*DATA PROVIDED*:
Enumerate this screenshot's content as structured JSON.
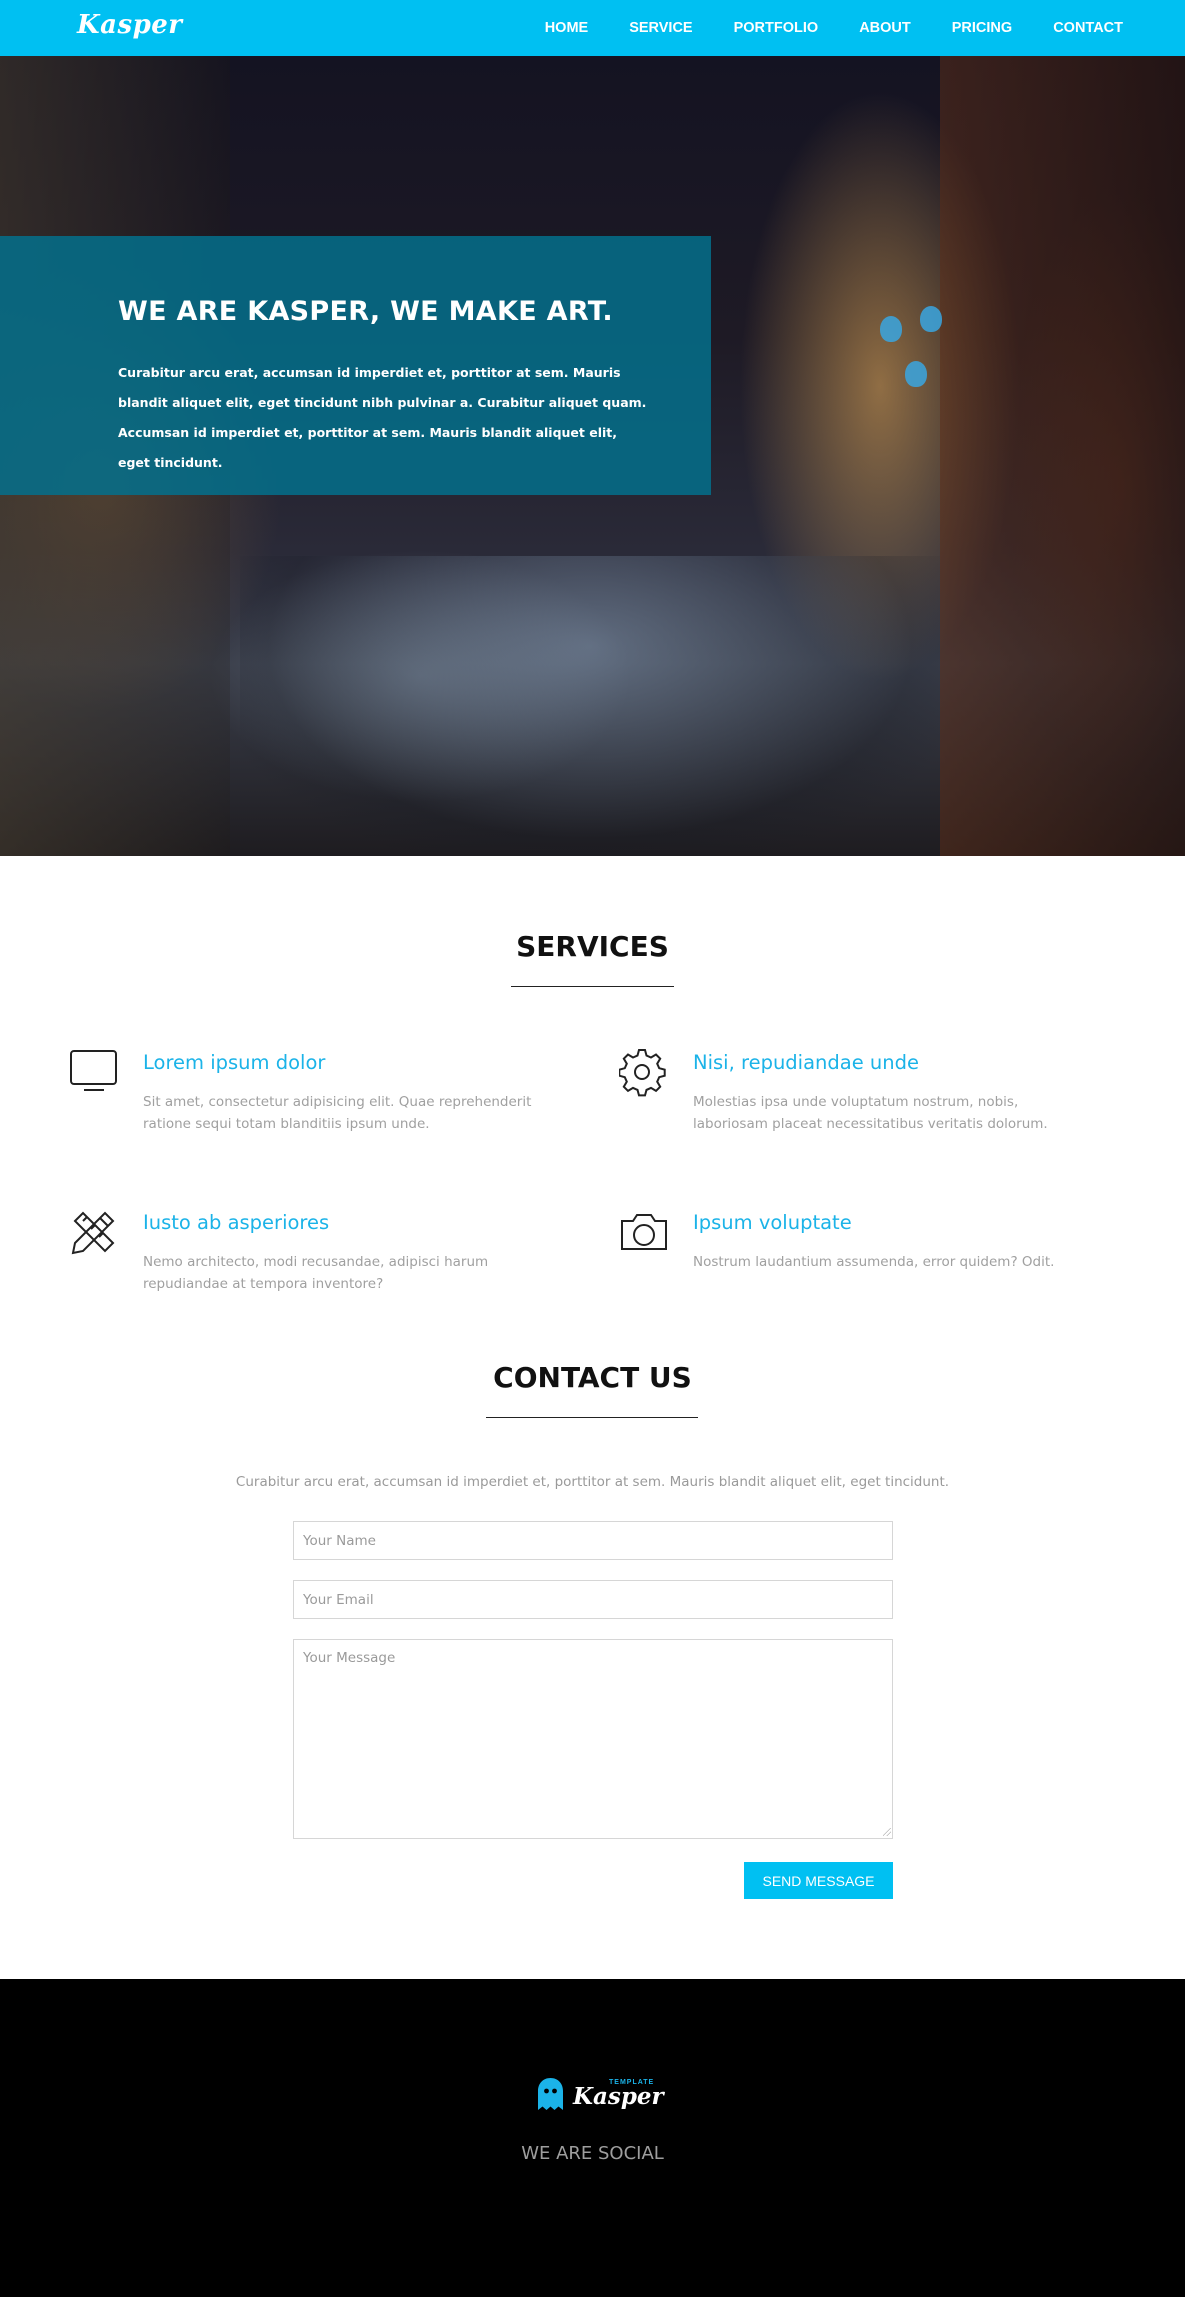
{
  "nav": {
    "logo": "Kasper",
    "items": [
      {
        "label": "HOME"
      },
      {
        "label": "SERVICE"
      },
      {
        "label": "PORTFOLIO"
      },
      {
        "label": "ABOUT"
      },
      {
        "label": "PRICING"
      },
      {
        "label": "CONTACT"
      }
    ]
  },
  "hero": {
    "title": "WE ARE KASPER, WE MAKE ART.",
    "text": "Curabitur arcu erat, accumsan id imperdiet et, porttitor at sem. Mauris blandit aliquet elit, eget tincidunt nibh pulvinar a. Curabitur aliquet quam. Accumsan id imperdiet et, porttitor at sem. Mauris blandit aliquet elit, eget tincidunt."
  },
  "services": {
    "title": "SERVICES",
    "items": [
      {
        "icon": "monitor-icon",
        "title": "Lorem ipsum dolor",
        "text": "Sit amet, consectetur adipisicing elit. Quae reprehenderit ratione sequi totam blanditiis ipsum unde."
      },
      {
        "icon": "gear-icon",
        "title": "Nisi, repudiandae unde",
        "text": "Molestias ipsa unde voluptatum nostrum, nobis, laboriosam placeat necessitatibus veritatis dolorum."
      },
      {
        "icon": "pencil-ruler-icon",
        "title": "Iusto ab asperiores",
        "text": "Nemo architecto, modi recusandae, adipisci harum repudiandae at tempora inventore?"
      },
      {
        "icon": "camera-icon",
        "title": "Ipsum voluptate",
        "text": "Nostrum laudantium assumenda, error quidem? Odit."
      }
    ]
  },
  "contact": {
    "title": "CONTACT US",
    "intro": "Curabitur arcu erat, accumsan id imperdiet et, porttitor at sem. Mauris blandit aliquet elit, eget tincidunt.",
    "name_placeholder": "Your Name",
    "email_placeholder": "Your Email",
    "message_placeholder": "Your Message",
    "send_label": "SEND MESSAGE"
  },
  "footer": {
    "logo_tag": "TEMPLATE",
    "logo_text": "Kasper",
    "logo_icon": "ghost-icon",
    "social_title": "WE ARE SOCIAL"
  },
  "colors": {
    "accent": "#00c0f2",
    "service_title": "#1bb3e8",
    "hero_overlay": "#04708c",
    "footer_bg": "#000000",
    "muted_text": "#a0a0a0"
  }
}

*WHAT IS EXPECTED*: Reproduce the records verbatim, omitting all images they contain.

*TASK RESULT*:
Enumerate this screenshot's content as structured JSON.
{
  "nav": {
    "logo": "Kasper",
    "items": [
      {
        "label": "HOME"
      },
      {
        "label": "SERVICE"
      },
      {
        "label": "PORTFOLIO"
      },
      {
        "label": "ABOUT"
      },
      {
        "label": "PRICING"
      },
      {
        "label": "CONTACT"
      }
    ]
  },
  "hero": {
    "title": "WE ARE KASPER, WE MAKE ART.",
    "text": "Curabitur arcu erat, accumsan id imperdiet et, porttitor at sem. Mauris blandit aliquet elit, eget tincidunt nibh pulvinar a. Curabitur aliquet quam. Accumsan id imperdiet et, porttitor at sem. Mauris blandit aliquet elit, eget tincidunt."
  },
  "services": {
    "title": "SERVICES",
    "items": [
      {
        "icon": "monitor-icon",
        "title": "Lorem ipsum dolor",
        "text": "Sit amet, consectetur adipisicing elit. Quae reprehenderit ratione sequi totam blanditiis ipsum unde."
      },
      {
        "icon": "gear-icon",
        "title": "Nisi, repudiandae unde",
        "text": "Molestias ipsa unde voluptatum nostrum, nobis, laboriosam placeat necessitatibus veritatis dolorum."
      },
      {
        "icon": "pencil-ruler-icon",
        "title": "Iusto ab asperiores",
        "text": "Nemo architecto, modi recusandae, adipisci harum repudiandae at tempora inventore?"
      },
      {
        "icon": "camera-icon",
        "title": "Ipsum voluptate",
        "text": "Nostrum laudantium assumenda, error quidem? Odit."
      }
    ]
  },
  "contact": {
    "title": "CONTACT US",
    "intro": "Curabitur arcu erat, accumsan id imperdiet et, porttitor at sem. Mauris blandit aliquet elit, eget tincidunt.",
    "name_placeholder": "Your Name",
    "email_placeholder": "Your Email",
    "message_placeholder": "Your Message",
    "send_label": "SEND MESSAGE"
  },
  "footer": {
    "logo_tag": "TEMPLATE",
    "logo_text": "Kasper",
    "logo_icon": "ghost-icon",
    "social_title": "WE ARE SOCIAL"
  },
  "colors": {
    "accent": "#00c0f2",
    "service_title": "#1bb3e8",
    "hero_overlay": "#04708c",
    "footer_bg": "#000000",
    "muted_text": "#a0a0a0"
  }
}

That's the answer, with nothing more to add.